TASK REQUIREMENTS: Write out each line of the material again, word for word.

start DATASET EXCERPTS

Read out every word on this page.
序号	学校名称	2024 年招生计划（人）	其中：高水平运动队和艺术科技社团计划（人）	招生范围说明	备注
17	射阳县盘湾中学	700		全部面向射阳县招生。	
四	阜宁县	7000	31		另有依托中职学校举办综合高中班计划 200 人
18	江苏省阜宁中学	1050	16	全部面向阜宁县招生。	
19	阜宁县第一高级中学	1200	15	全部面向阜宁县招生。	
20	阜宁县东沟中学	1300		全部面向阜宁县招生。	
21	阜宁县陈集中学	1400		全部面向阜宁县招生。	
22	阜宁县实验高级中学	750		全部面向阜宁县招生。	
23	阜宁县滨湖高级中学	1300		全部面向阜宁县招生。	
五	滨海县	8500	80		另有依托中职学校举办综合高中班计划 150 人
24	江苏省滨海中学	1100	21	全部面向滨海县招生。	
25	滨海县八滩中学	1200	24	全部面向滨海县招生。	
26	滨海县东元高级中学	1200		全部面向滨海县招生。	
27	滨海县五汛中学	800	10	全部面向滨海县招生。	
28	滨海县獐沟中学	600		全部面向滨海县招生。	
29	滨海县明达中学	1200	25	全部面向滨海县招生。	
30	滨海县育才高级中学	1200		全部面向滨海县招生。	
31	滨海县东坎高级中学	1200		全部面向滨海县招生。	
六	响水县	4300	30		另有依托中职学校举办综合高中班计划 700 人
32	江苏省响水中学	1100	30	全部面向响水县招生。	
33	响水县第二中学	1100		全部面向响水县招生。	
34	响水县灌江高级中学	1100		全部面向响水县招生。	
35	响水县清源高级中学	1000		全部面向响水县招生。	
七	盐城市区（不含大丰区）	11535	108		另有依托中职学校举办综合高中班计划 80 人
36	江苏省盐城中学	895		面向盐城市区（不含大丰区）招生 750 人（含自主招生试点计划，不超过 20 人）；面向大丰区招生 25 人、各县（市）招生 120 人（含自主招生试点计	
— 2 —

end DATASET EXCERPTS

WRITTEN SOLUTION:
Read out every word on this page.
序号	学校名称	2024 年招生计划（人）	其中：高水平运动队和艺术科技社团计划（人）	招生范围说明	备注
17	射阳县盘湾中学	700		全部面向射阳县招生。	
四	阜宁县	7000	31		另有依托中职学校举办综合高中班计划 200 人
18	江苏省阜宁中学	1050	16	全部面向阜宁县招生。	
19	阜宁县第一高级中学	1200	15	全部面向阜宁县招生。	
20	阜宁县东沟中学	1300		全部面向阜宁县招生。	
21	阜宁县陈集中学	1400		全部面向阜宁县招生。	
22	阜宁县实验高级中学	750		全部面向阜宁县招生。	
23	阜宁县滨湖高级中学	1300		全部面向阜宁县招生。	
五	滨海县	8500	80		另有依托中职学校举办综合高中班计划 150 人
24	江苏省滨海中学	1100	21	全部面向滨海县招生。	
25	滨海县八滩中学	1200	24	全部面向滨海县招生。	
26	滨海县东元高级中学	1200		全部面向滨海县招生。	
27	滨海县五汛中学	800	10	全部面向滨海县招生。	
28	滨海县獐沟中学	600		全部面向滨海县招生。	
29	滨海县明达中学	1200	25	全部面向滨海县招生。	
30	滨海县育才高级中学	1200		全部面向滨海县招生。	
31	滨海县东坎高级中学	1200		全部面向滨海县招生。	
六	响水县	4300	30		另有依托中职学校举办综合高中班计划 700 人
32	江苏省响水中学	1100	30	全部面向响水县招生。	
33	响水县第二中学	1100		全部面向响水县招生。	
34	响水县灌江高级中学	1100		全部面向响水县招生。	
35	响水县清源高级中学	1000		全部面向响水县招生。	
七	盐城市区（不含大丰区）	11535	108		另有依托中职学校举办综合高中班计划 80 人
36	江苏省盐城中学	895		面向盐城市区（不含大丰区）招生 750 人（含自主招生试点计划，不超过 20 人）；面向大丰区招生 25 人、各县（市）招生 120 人（含自主招生试点计	
— 2 —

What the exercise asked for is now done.